Give the material once more, word for word, without any images.
>> BEGIN
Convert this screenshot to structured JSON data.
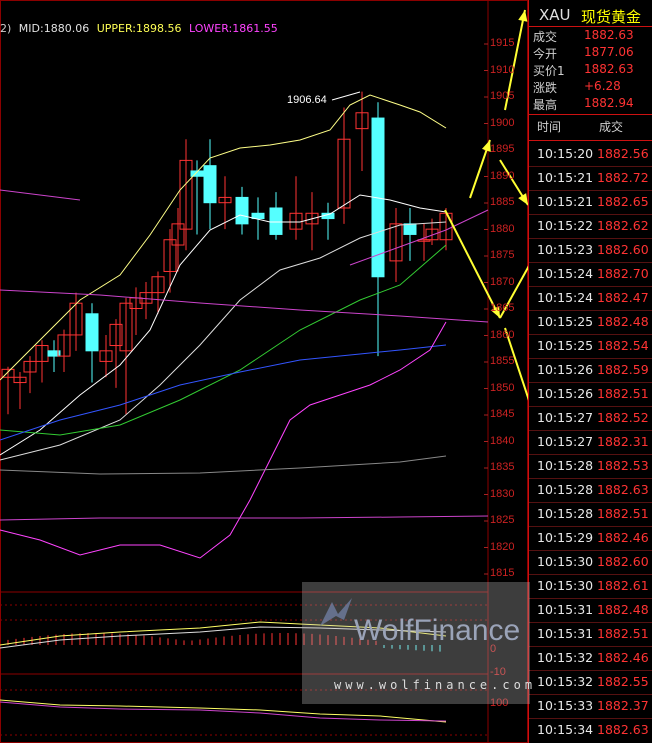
{
  "info_bar": {
    "prefix": "2)",
    "mid": "MID:1880.06",
    "upper": "UPPER:1898.56",
    "lower": "LOWER:1861.55"
  },
  "chart": {
    "peak_label": "1906.64",
    "price_scale": [
      "1915",
      "1910",
      "1905",
      "1900",
      "1895",
      "1890",
      "1885",
      "1880",
      "1875",
      "1870",
      "1865",
      "1860",
      "1855",
      "1850",
      "1845",
      "1840",
      "1835",
      "1830",
      "1825",
      "1820",
      "1815"
    ],
    "indicator_scale": [
      "0",
      "-10",
      "100"
    ],
    "colors": {
      "up_candle": "#ff3333",
      "down_candle": "#55ffff",
      "upper_band": "#ffff88",
      "lower_band": "#ff44ff",
      "ma_white": "#ffffff",
      "ma_green": "#33cc33",
      "ma_blue": "#3355ff",
      "annotation_arrow": "#ffff33",
      "grid": "#8b0000"
    }
  },
  "quote_panel": {
    "symbol": "XAU",
    "name": "现货黄金",
    "rows": [
      {
        "label": "成交",
        "value": "1882.63"
      },
      {
        "label": "今开",
        "value": "1877.06"
      },
      {
        "label": "买价1",
        "value": "1882.63"
      },
      {
        "label": "涨跌",
        "value": "+6.28"
      },
      {
        "label": "最高",
        "value": "1882.94"
      }
    ],
    "tick_header": {
      "time": "时间",
      "price": "成交"
    },
    "ticks": [
      {
        "time": "10:15:20",
        "price": "1882.56"
      },
      {
        "time": "10:15:21",
        "price": "1882.72"
      },
      {
        "time": "10:15:21",
        "price": "1882.65"
      },
      {
        "time": "10:15:22",
        "price": "1882.62"
      },
      {
        "time": "10:15:23",
        "price": "1882.60"
      },
      {
        "time": "10:15:24",
        "price": "1882.70"
      },
      {
        "time": "10:15:24",
        "price": "1882.47"
      },
      {
        "time": "10:15:25",
        "price": "1882.48"
      },
      {
        "time": "10:15:25",
        "price": "1882.54"
      },
      {
        "time": "10:15:26",
        "price": "1882.59"
      },
      {
        "time": "10:15:26",
        "price": "1882.51"
      },
      {
        "time": "10:15:27",
        "price": "1882.52"
      },
      {
        "time": "10:15:27",
        "price": "1882.31"
      },
      {
        "time": "10:15:28",
        "price": "1882.53"
      },
      {
        "time": "10:15:28",
        "price": "1882.63"
      },
      {
        "time": "10:15:28",
        "price": "1882.51"
      },
      {
        "time": "10:15:29",
        "price": "1882.46"
      },
      {
        "time": "10:15:30",
        "price": "1882.60"
      },
      {
        "time": "10:15:30",
        "price": "1882.61"
      },
      {
        "time": "10:15:31",
        "price": "1882.48"
      },
      {
        "time": "10:15:31",
        "price": "1882.51"
      },
      {
        "time": "10:15:32",
        "price": "1882.46"
      },
      {
        "time": "10:15:32",
        "price": "1882.55"
      },
      {
        "time": "10:15:33",
        "price": "1882.37"
      },
      {
        "time": "10:15:34",
        "price": "1882.63"
      }
    ]
  },
  "watermark": {
    "logo": "WolfFinance",
    "url": "www.wolfinance.com"
  }
}
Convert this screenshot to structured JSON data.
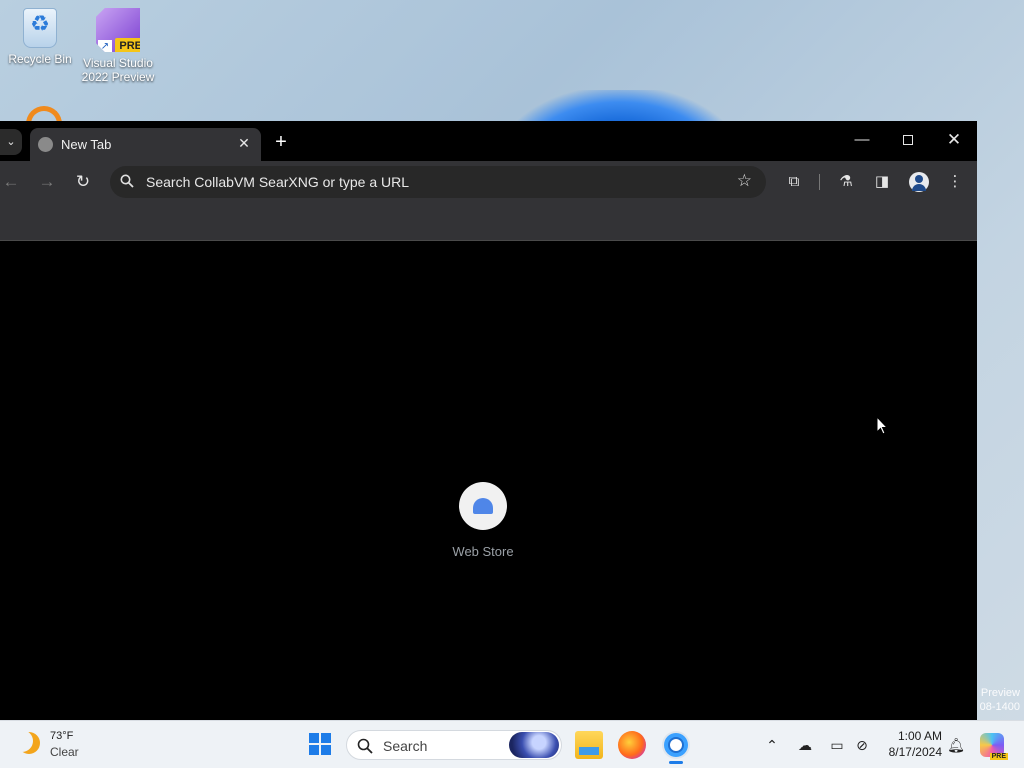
{
  "desktop": {
    "icons": [
      {
        "label": "Recycle Bin"
      },
      {
        "label": "Visual Studio 2022 Preview",
        "badge": "PRE"
      }
    ],
    "watermark": {
      "line1": "Preview",
      "line2": "08-1400"
    }
  },
  "browser": {
    "tabs": [
      {
        "title": "New Tab",
        "active": true
      }
    ],
    "omnibox": {
      "placeholder": "Search CollabVM SearXNG or type a URL"
    },
    "new_tab_page": {
      "shortcuts": [
        {
          "label": "Web Store"
        }
      ]
    }
  },
  "taskbar": {
    "weather": {
      "temp": "73°F",
      "condition": "Clear"
    },
    "search": {
      "label": "Search"
    },
    "apps": [
      "file-explorer",
      "firefox",
      "chrome"
    ],
    "clock": {
      "time": "1:00 AM",
      "date": "8/17/2024"
    },
    "copilot_badge": "PRE"
  },
  "colors": {
    "browser_frame": "#000000",
    "toolbar": "#333336",
    "accent": "#1d7ce8"
  }
}
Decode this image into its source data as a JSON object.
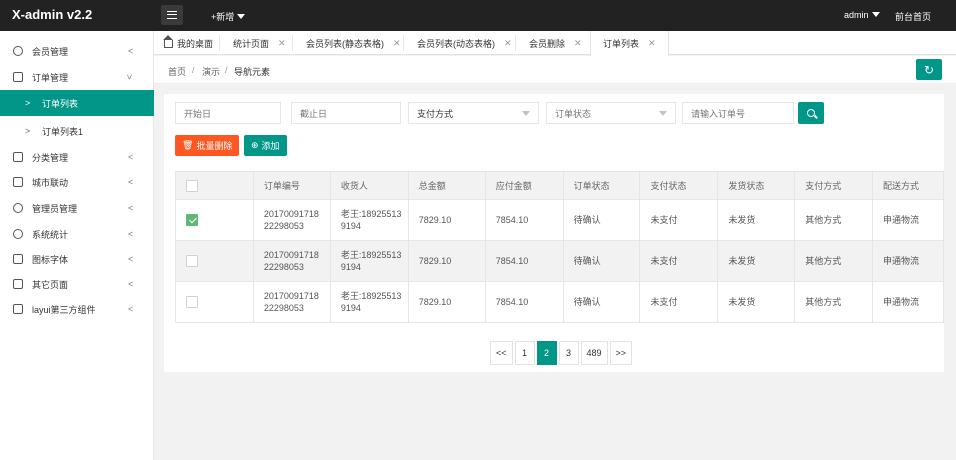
{
  "header": {
    "logo": "X-admin v2.2",
    "add_label": "+新增",
    "user": "admin",
    "front_link": "前台首页"
  },
  "sidebar": {
    "items": [
      {
        "label": "会员管理",
        "icon": "user-icon"
      },
      {
        "label": "订单管理",
        "icon": "order-icon",
        "expanded": true
      },
      {
        "label": "订单列表",
        "sub": true,
        "active": true
      },
      {
        "label": "订单列表1",
        "sub": true
      },
      {
        "label": "分类管理",
        "icon": "category-icon"
      },
      {
        "label": "城市联动",
        "icon": "city-icon"
      },
      {
        "label": "管理员管理",
        "icon": "admin-icon"
      },
      {
        "label": "系统统计",
        "icon": "stats-icon"
      },
      {
        "label": "图标字体",
        "icon": "font-icon"
      },
      {
        "label": "其它页面",
        "icon": "pages-icon"
      },
      {
        "label": "layui第三方组件",
        "icon": "components-icon"
      }
    ]
  },
  "tabs": [
    {
      "label": "我的桌面",
      "home": true
    },
    {
      "label": "统计页面"
    },
    {
      "label": "会员列表(静态表格)"
    },
    {
      "label": "会员列表(动态表格)"
    },
    {
      "label": "会员删除"
    },
    {
      "label": "订单列表",
      "active": true
    }
  ],
  "breadcrumb": [
    "首页",
    "演示",
    "导航元素"
  ],
  "search": {
    "start_placeholder": "开始日",
    "end_placeholder": "截止日",
    "pay_method_selected": "支付方式",
    "order_status_placeholder": "订单状态",
    "order_no_placeholder": "请输入订单号"
  },
  "actions": {
    "batch_delete": "批量删除",
    "add": "添加"
  },
  "table": {
    "columns": [
      "订单编号",
      "收货人",
      "总金额",
      "应付金额",
      "订单状态",
      "支付状态",
      "发货状态",
      "支付方式",
      "配送方式"
    ],
    "rows": [
      {
        "checked": true,
        "order_no_1": "20170091718",
        "order_no_2": "22298053",
        "consignee_1": "老王:18925513",
        "consignee_2": "9194",
        "total": "7829.10",
        "payable": "7854.10",
        "order_status": "待确认",
        "pay_status": "未支付",
        "ship_status": "未发货",
        "pay_method": "其他方式",
        "delivery": "申通物流"
      },
      {
        "checked": false,
        "order_no_1": "20170091718",
        "order_no_2": "22298053",
        "consignee_1": "老王:18925513",
        "consignee_2": "9194",
        "total": "7829.10",
        "payable": "7854.10",
        "order_status": "待确认",
        "pay_status": "未支付",
        "ship_status": "未发货",
        "pay_method": "其他方式",
        "delivery": "申通物流"
      },
      {
        "checked": false,
        "order_no_1": "20170091718",
        "order_no_2": "22298053",
        "consignee_1": "老王:18925513",
        "consignee_2": "9194",
        "total": "7829.10",
        "payable": "7854.10",
        "order_status": "待确认",
        "pay_status": "未支付",
        "ship_status": "未发货",
        "pay_method": "其他方式",
        "delivery": "申通物流"
      }
    ]
  },
  "pagination": {
    "prev": "<<",
    "pages": [
      "1",
      "2",
      "3",
      "489"
    ],
    "current": "2",
    "next": ">>"
  },
  "colors": {
    "primary": "#009688",
    "danger": "#ff5722",
    "header_bg": "#222222",
    "check": "#5fb878"
  }
}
>> END
Completed task:
Convert this screenshot to structured JSON data.
{
  "info_bar": {
    "prefix": "2)",
    "mid": "MID:1880.06",
    "upper": "UPPER:1898.56",
    "lower": "LOWER:1861.55"
  },
  "chart": {
    "peak_label": "1906.64",
    "price_scale": [
      "1915",
      "1910",
      "1905",
      "1900",
      "1895",
      "1890",
      "1885",
      "1880",
      "1875",
      "1870",
      "1865",
      "1860",
      "1855",
      "1850",
      "1845",
      "1840",
      "1835",
      "1830",
      "1825",
      "1820",
      "1815"
    ],
    "indicator_scale": [
      "0",
      "-10",
      "100"
    ],
    "colors": {
      "up_candle": "#ff3333",
      "down_candle": "#55ffff",
      "upper_band": "#ffff88",
      "lower_band": "#ff44ff",
      "ma_white": "#ffffff",
      "ma_green": "#33cc33",
      "ma_blue": "#3355ff",
      "annotation_arrow": "#ffff33",
      "grid": "#8b0000"
    }
  },
  "quote_panel": {
    "symbol": "XAU",
    "name": "现货黄金",
    "rows": [
      {
        "label": "成交",
        "value": "1882.63"
      },
      {
        "label": "今开",
        "value": "1877.06"
      },
      {
        "label": "买价1",
        "value": "1882.63"
      },
      {
        "label": "涨跌",
        "value": "+6.28"
      },
      {
        "label": "最高",
        "value": "1882.94"
      }
    ],
    "tick_header": {
      "time": "时间",
      "price": "成交"
    },
    "ticks": [
      {
        "time": "10:15:20",
        "price": "1882.56"
      },
      {
        "time": "10:15:21",
        "price": "1882.72"
      },
      {
        "time": "10:15:21",
        "price": "1882.65"
      },
      {
        "time": "10:15:22",
        "price": "1882.62"
      },
      {
        "time": "10:15:23",
        "price": "1882.60"
      },
      {
        "time": "10:15:24",
        "price": "1882.70"
      },
      {
        "time": "10:15:24",
        "price": "1882.47"
      },
      {
        "time": "10:15:25",
        "price": "1882.48"
      },
      {
        "time": "10:15:25",
        "price": "1882.54"
      },
      {
        "time": "10:15:26",
        "price": "1882.59"
      },
      {
        "time": "10:15:26",
        "price": "1882.51"
      },
      {
        "time": "10:15:27",
        "price": "1882.52"
      },
      {
        "time": "10:15:27",
        "price": "1882.31"
      },
      {
        "time": "10:15:28",
        "price": "1882.53"
      },
      {
        "time": "10:15:28",
        "price": "1882.63"
      },
      {
        "time": "10:15:28",
        "price": "1882.51"
      },
      {
        "time": "10:15:29",
        "price": "1882.46"
      },
      {
        "time": "10:15:30",
        "price": "1882.60"
      },
      {
        "time": "10:15:30",
        "price": "1882.61"
      },
      {
        "time": "10:15:31",
        "price": "1882.48"
      },
      {
        "time": "10:15:31",
        "price": "1882.51"
      },
      {
        "time": "10:15:32",
        "price": "1882.46"
      },
      {
        "time": "10:15:32",
        "price": "1882.55"
      },
      {
        "time": "10:15:33",
        "price": "1882.37"
      },
      {
        "time": "10:15:34",
        "price": "1882.63"
      }
    ]
  },
  "watermark": {
    "logo": "WolfFinance",
    "url": "www.wolfinance.com"
  }
}
Convert this screenshot to structured JSON data.
{
  "desktop": {
    "icons": [
      {
        "label": "Recycle Bin"
      },
      {
        "label": "Visual Studio 2022 Preview",
        "badge": "PRE"
      }
    ],
    "watermark": {
      "line1": "Preview",
      "line2": "08-1400"
    }
  },
  "browser": {
    "tabs": [
      {
        "title": "New Tab",
        "active": true
      }
    ],
    "omnibox": {
      "placeholder": "Search CollabVM SearXNG or type a URL"
    },
    "new_tab_page": {
      "shortcuts": [
        {
          "label": "Web Store"
        }
      ]
    }
  },
  "taskbar": {
    "weather": {
      "temp": "73°F",
      "condition": "Clear"
    },
    "search": {
      "label": "Search"
    },
    "apps": [
      "file-explorer",
      "firefox",
      "chrome"
    ],
    "clock": {
      "time": "1:00 AM",
      "date": "8/17/2024"
    },
    "copilot_badge": "PRE"
  },
  "colors": {
    "browser_frame": "#000000",
    "toolbar": "#333336",
    "accent": "#1d7ce8"
  }
}
Decode this image into its source data as a JSON object.
{
  "header": {
    "logo": "X-admin v2.2",
    "add_label": "+新增",
    "user": "admin",
    "front_link": "前台首页"
  },
  "sidebar": {
    "items": [
      {
        "label": "会员管理",
        "icon": "user-icon"
      },
      {
        "label": "订单管理",
        "icon": "order-icon",
        "expanded": true
      },
      {
        "label": "订单列表",
        "sub": true,
        "active": true
      },
      {
        "label": "订单列表1",
        "sub": true
      },
      {
        "label": "分类管理",
        "icon": "category-icon"
      },
      {
        "label": "城市联动",
        "icon": "city-icon"
      },
      {
        "label": "管理员管理",
        "icon": "admin-icon"
      },
      {
        "label": "系统统计",
        "icon": "stats-icon"
      },
      {
        "label": "图标字体",
        "icon": "font-icon"
      },
      {
        "label": "其它页面",
        "icon": "pages-icon"
      },
      {
        "label": "layui第三方组件",
        "icon": "components-icon"
      }
    ]
  },
  "tabs": [
    {
      "label": "我的桌面",
      "home": true
    },
    {
      "label": "统计页面"
    },
    {
      "label": "会员列表(静态表格)"
    },
    {
      "label": "会员列表(动态表格)"
    },
    {
      "label": "会员删除"
    },
    {
      "label": "订单列表",
      "active": true
    }
  ],
  "breadcrumb": [
    "首页",
    "演示",
    "导航元素"
  ],
  "search": {
    "start_placeholder": "开始日",
    "end_placeholder": "截止日",
    "pay_method_selected": "支付方式",
    "order_status_placeholder": "订单状态",
    "order_no_placeholder": "请输入订单号"
  },
  "actions": {
    "batch_delete": "批量删除",
    "add": "添加"
  },
  "table": {
    "columns": [
      "订单编号",
      "收货人",
      "总金额",
      "应付金额",
      "订单状态",
      "支付状态",
      "发货状态",
      "支付方式",
      "配送方式"
    ],
    "rows": [
      {
        "checked": true,
        "order_no_1": "20170091718",
        "order_no_2": "22298053",
        "consignee_1": "老王:18925513",
        "consignee_2": "9194",
        "total": "7829.10",
        "payable": "7854.10",
        "order_status": "待确认",
        "pay_status": "未支付",
        "ship_status": "未发货",
        "pay_method": "其他方式",
        "delivery": "申通物流"
      },
      {
        "checked": false,
        "order_no_1": "20170091718",
        "order_no_2": "22298053",
        "consignee_1": "老王:18925513",
        "consignee_2": "9194",
        "total": "7829.10",
        "payable": "7854.10",
        "order_status": "待确认",
        "pay_status": "未支付",
        "ship_status": "未发货",
        "pay_method": "其他方式",
        "delivery": "申通物流"
      },
      {
        "checked": false,
        "order_no_1": "20170091718",
        "order_no_2": "22298053",
        "consignee_1": "老王:18925513",
        "consignee_2": "9194",
        "total": "7829.10",
        "payable": "7854.10",
        "order_status": "待确认",
        "pay_status": "未支付",
        "ship_status": "未发货",
        "pay_method": "其他方式",
        "delivery": "申通物流"
      }
    ]
  },
  "pagination": {
    "prev": "<<",
    "pages": [
      "1",
      "2",
      "3",
      "489"
    ],
    "current": "2",
    "next": ">>"
  },
  "colors": {
    "primary": "#009688",
    "danger": "#ff5722",
    "header_bg": "#222222",
    "check": "#5fb878"
  }
}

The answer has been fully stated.